_Brief:_ From the entries that follow, list every line in which the string "estava" appears.

Stored records:
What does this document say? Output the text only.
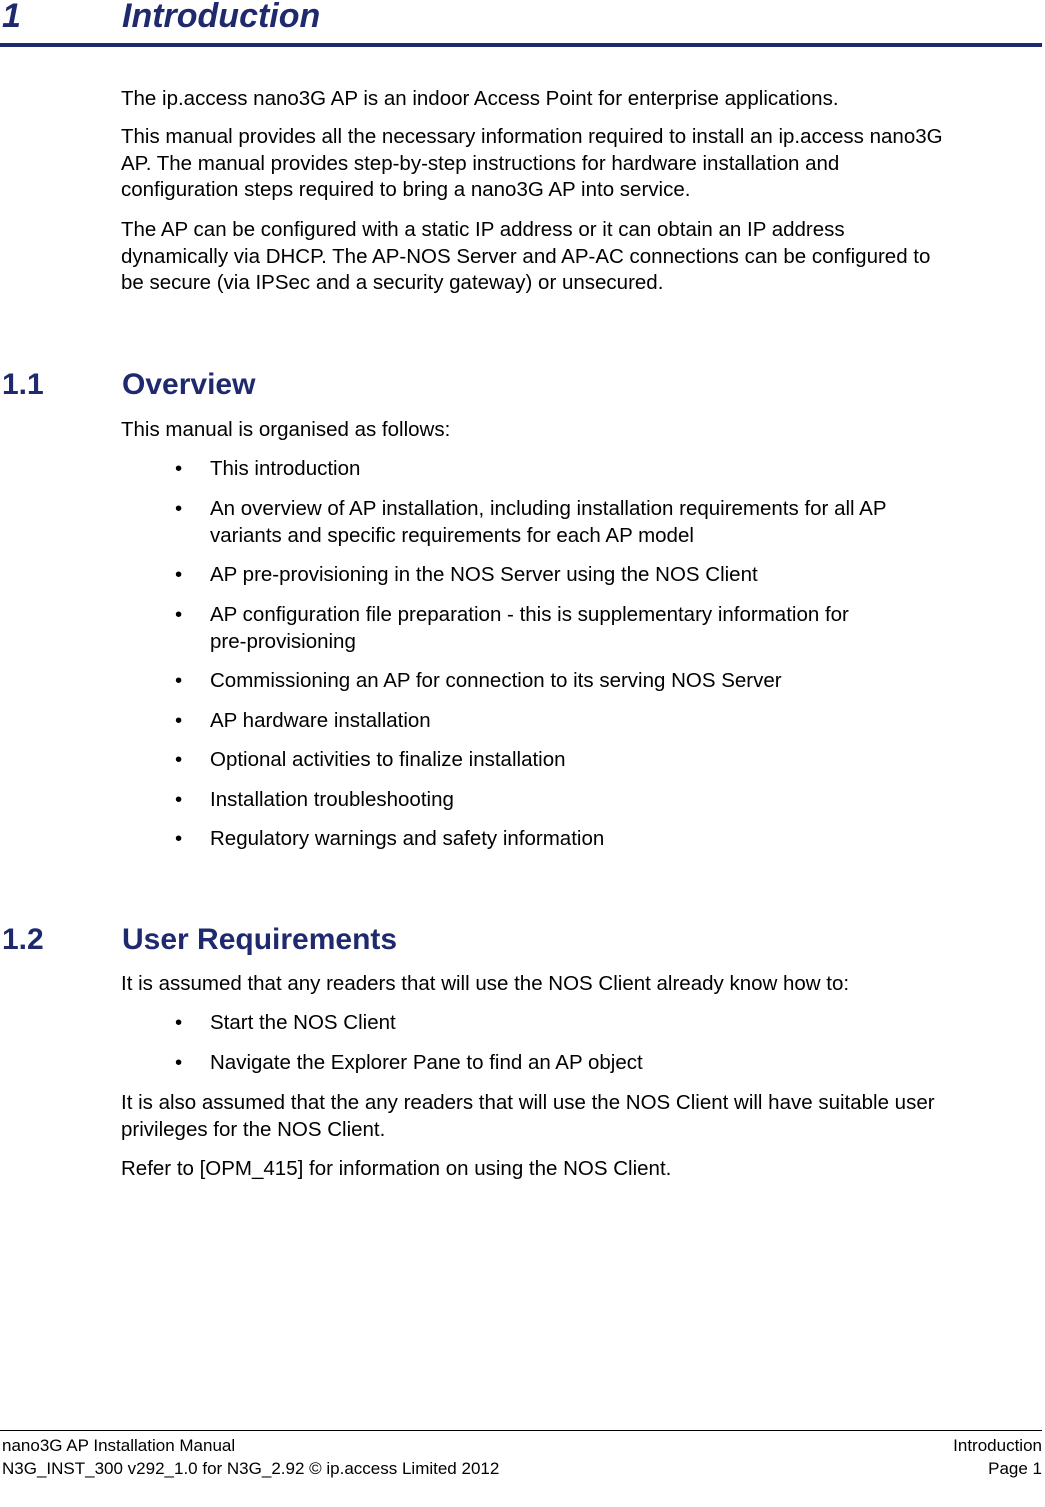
1	Introduction

The ip.access nano3G AP is an indoor Access Point for enterprise applications.

This manual provides all the necessary information required to install an ip.access nano3G
AP. The manual provides step-by-step instructions for hardware installation and
configuration steps required to bring a nano3G AP into service.

The AP can be configured with a static IP address or it can obtain an IP address
dynamically via DHCP. The AP-NOS Server and AP-AC connections can be configured to
be secure (via IPSec and a security gateway) or unsecured.

1.1	Overview

This manual is organised as follows:

•	This introduction
•	An overview of AP installation, including installation requirements for all AP
variants and specific requirements for each AP model
•	AP pre-provisioning in the NOS Server using the NOS Client
•	AP configuration file preparation - this is supplementary information for
pre-provisioning
•	Commissioning an AP for connection to its serving NOS Server
•	AP hardware installation
•	Optional activities to finalize installation
•	Installation troubleshooting
•	Regulatory warnings and safety information
1.2	User Requirements

It is assumed that any readers that will use the NOS Client already know how to:

•	Start the NOS Client
•	Navigate the Explorer Pane to find an AP object

It is also assumed that the any readers that will use the NOS Client will have suitable user
privileges for the NOS Client.

Refer to [OPM_415] for information on using the NOS Client.

nano3G AP Installation Manual
N3G_INST_300 v292_1.0 for N3G_2.92 © ip.access Limited 2012
Introduction
Page 1
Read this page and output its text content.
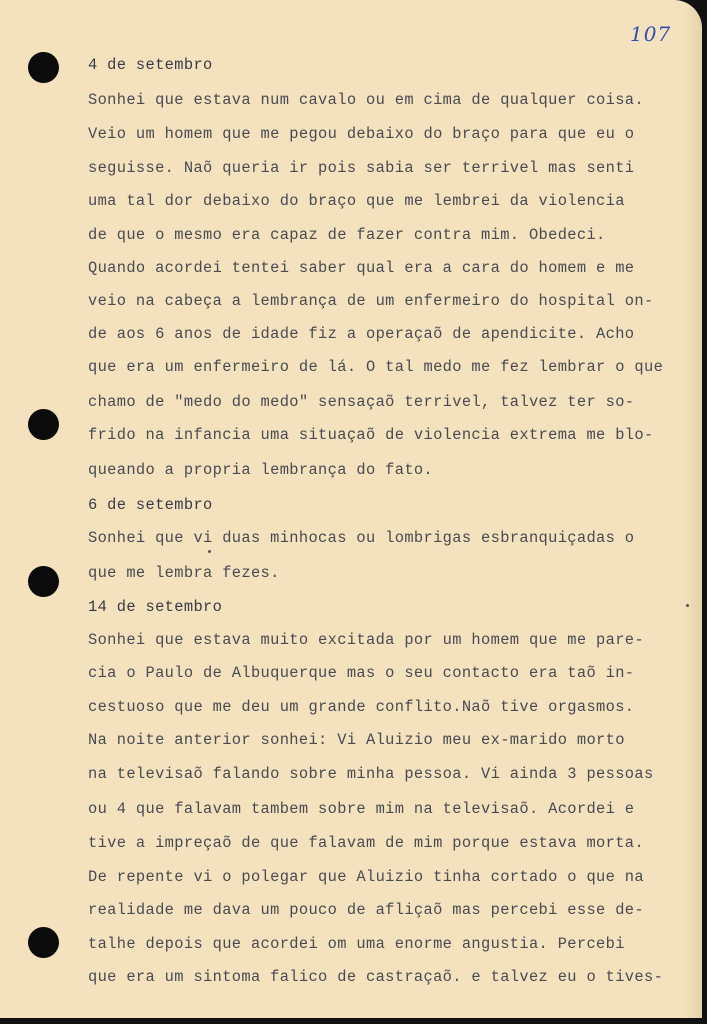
107
4 de setembro
Sonhei que estava num cavalo ou em cima de qualquer coisa.
Veio um homem que me pegou debaixo do braço para que eu o
seguisse. Naõ queria ir pois sabia ser terrivel mas senti
uma tal dor debaixo do braço que me lembrei da violencia
de que o mesmo era capaz de fazer contra mim. Obedeci.
Quando acordei tentei saber qual era a cara do homem e me
veio na cabeça a lembrança de um enfermeiro do hospital on-
de aos 6 anos de idade fiz a operaçaõ de apendicite. Acho
que era um enfermeiro de lá. O tal medo me fez lembrar o que
chamo de "medo do medo" sensaçaõ terrivel, talvez ter so-
frido na infancia uma situaçaõ de violencia extrema me blo-
queando a propria lembrança do fato.
6 de setembro
Sonhei que vi duas minhocas ou lombrigas esbranquiçadas o
que me lembra fezes.
14 de setembro
Sonhei que estava muito excitada por um homem que me pare-
cia o Paulo de Albuquerque mas o seu contacto era taõ in-
cestuoso que me deu um grande conflito.Naõ tive orgasmos.
Na noite anterior sonhei: Vi Aluizio meu ex-marido morto
na televisaõ falando sobre minha pessoa. Vi ainda 3 pessoas
ou 4 que falavam tambem sobre mim na televisaõ. Acordei e
tive a impreçaõ de que falavam de mim porque estava morta.
De repente vi o polegar que Aluizio tinha cortado o que na
realidade me dava um pouco de afliçaõ mas percebi esse de-
talhe depois que acordei om uma enorme angustia. Percebi
que era um sintoma falico de castraçaõ. e talvez eu o tives-
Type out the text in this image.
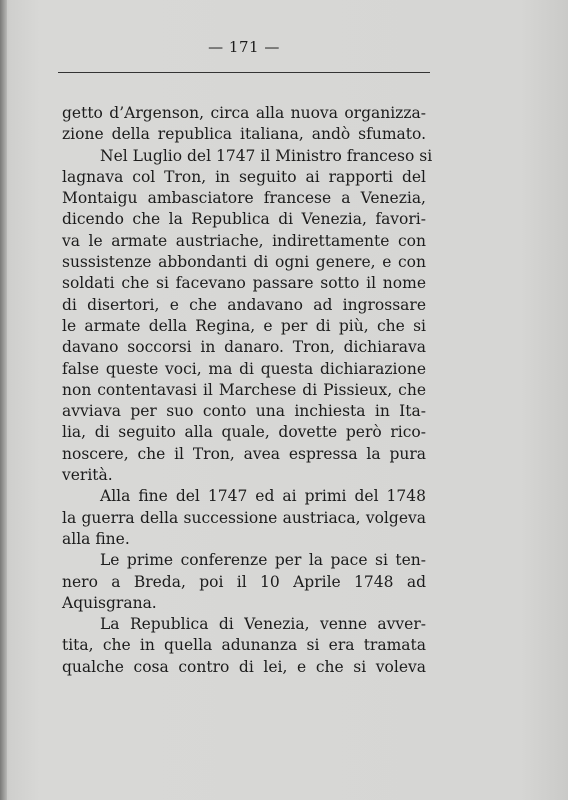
— 171 —
getto d’Argenson, circa alla nuova organizza-
zione della republica italiana, andò sfumato.
Nel Luglio del 1747 il Ministro franceso si
lagnava col Tron, in seguito ai rapporti del
Montaigu ambasciatore francese a Venezia,
dicendo che la Republica di Venezia, favori-
va le armate austriache, indirettamente con
sussistenze abbondanti di ogni genere, e con
soldati che si facevano passare sotto il nome
di disertori, e che andavano ad ingrossare
le armate della Regina, e per di più, che si
davano soccorsi in danaro. Tron, dichiarava
false queste voci, ma di questa dichiarazione
non contentavasi il Marchese di Pissieux, che
avviava per suo conto una inchiesta in Ita-
lia, di seguito alla quale, dovette però rico-
noscere, che il Tron, avea espressa la pura
verità.
Alla fine del 1747 ed ai primi del 1748
la guerra della successione austriaca, volgeva
alla fine.
Le prime conferenze per la pace si ten-
nero a Breda, poi il 10 Aprile 1748 ad
Aquisgrana.
La Republica di Venezia, venne avver-
tita, che in quella adunanza si era tramata
qualche cosa contro di lei, e che si voleva
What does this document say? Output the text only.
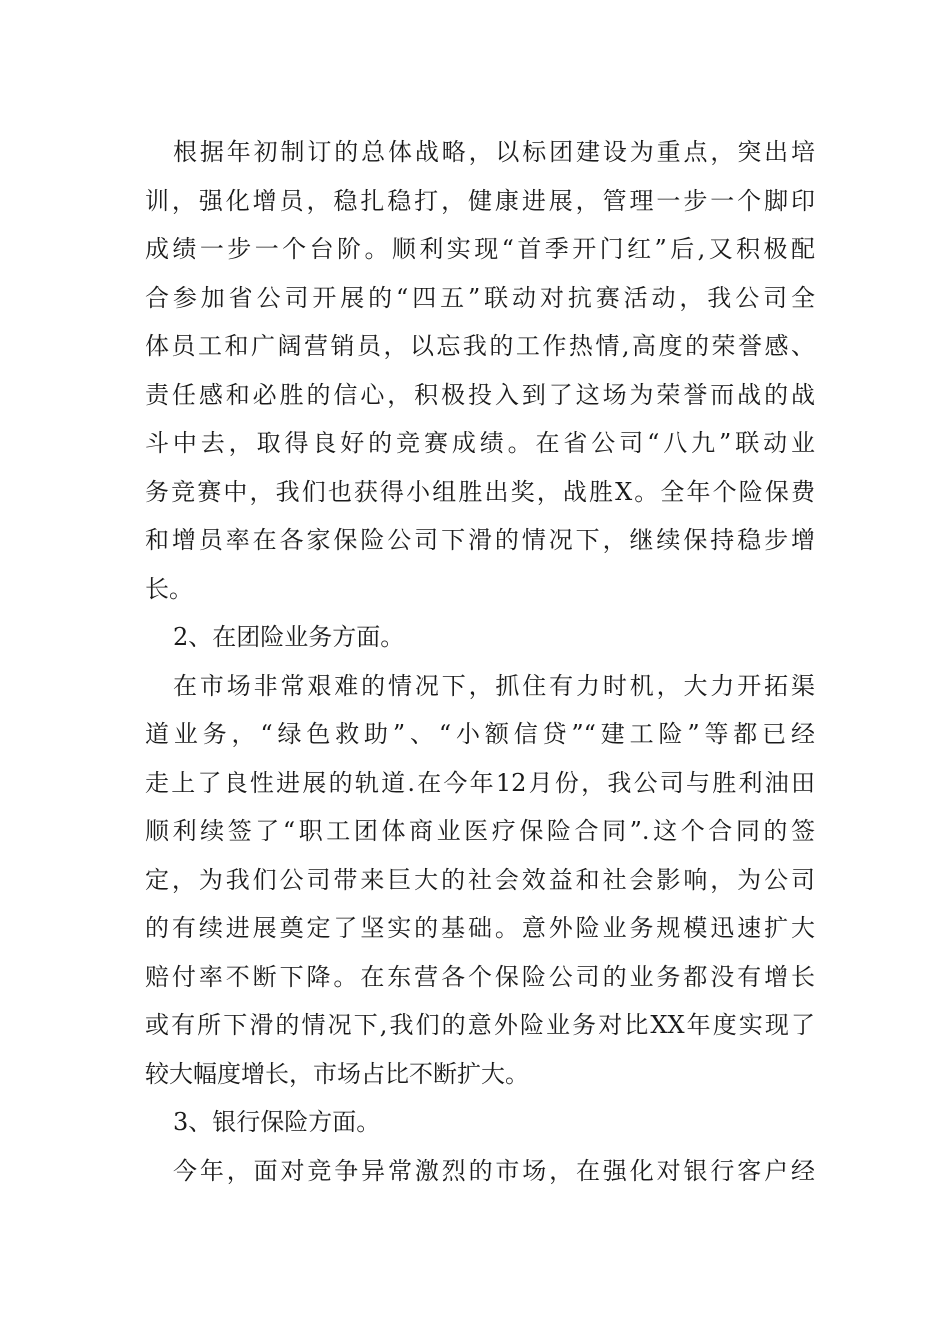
根据年初制订的总体战略，以标团建设为重点，突出培
训，强化增员，稳扎稳打，健康进展，管理一步一个脚印
成绩一步一个台阶。顺利实现“首季开门红”后,又积极配
合参加省公司开展的“四五”联动对抗赛活动，我公司全
体员工和广阔营销员，以忘我的工作热情,高度的荣誉感、
责任感和必胜的信心，积极投入到了这场为荣誉而战的战
斗中去，取得良好的竞赛成绩。在省公司“八九”联动业
务竞赛中，我们也获得小组胜出奖，战胜X。全年个险保费
和增员率在各家保险公司下滑的情况下，继续保持稳步增
长。
2、在团险业务方面。
在市场非常艰难的情况下，抓住有力时机，大力开拓渠
道业务，“绿色救助”、“小额信贷”“建工险”等都已经
走上了良性进展的轨道.在今年12月份，我公司与胜利油田
顺利续签了“职工团体商业医疗保险合同”.这个合同的签
定，为我们公司带来巨大的社会效益和社会影响，为公司
的有续进展奠定了坚实的基础。意外险业务规模迅速扩大
赔付率不断下降。在东营各个保险公司的业务都没有增长
或有所下滑的情况下,我们的意外险业务对比XX年度实现了
较大幅度增长，市场占比不断扩大。
3、银行保险方面。
今年，面对竞争异常激烈的市场，在强化对银行客户经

_The answer:_
Sonhei que estava num cavalo ou em cima de qualquer coisa.
Sonhei que estava muito excitada por um homem que me pare-
tive a impreçaõ de que falavam de mim porque estava morta.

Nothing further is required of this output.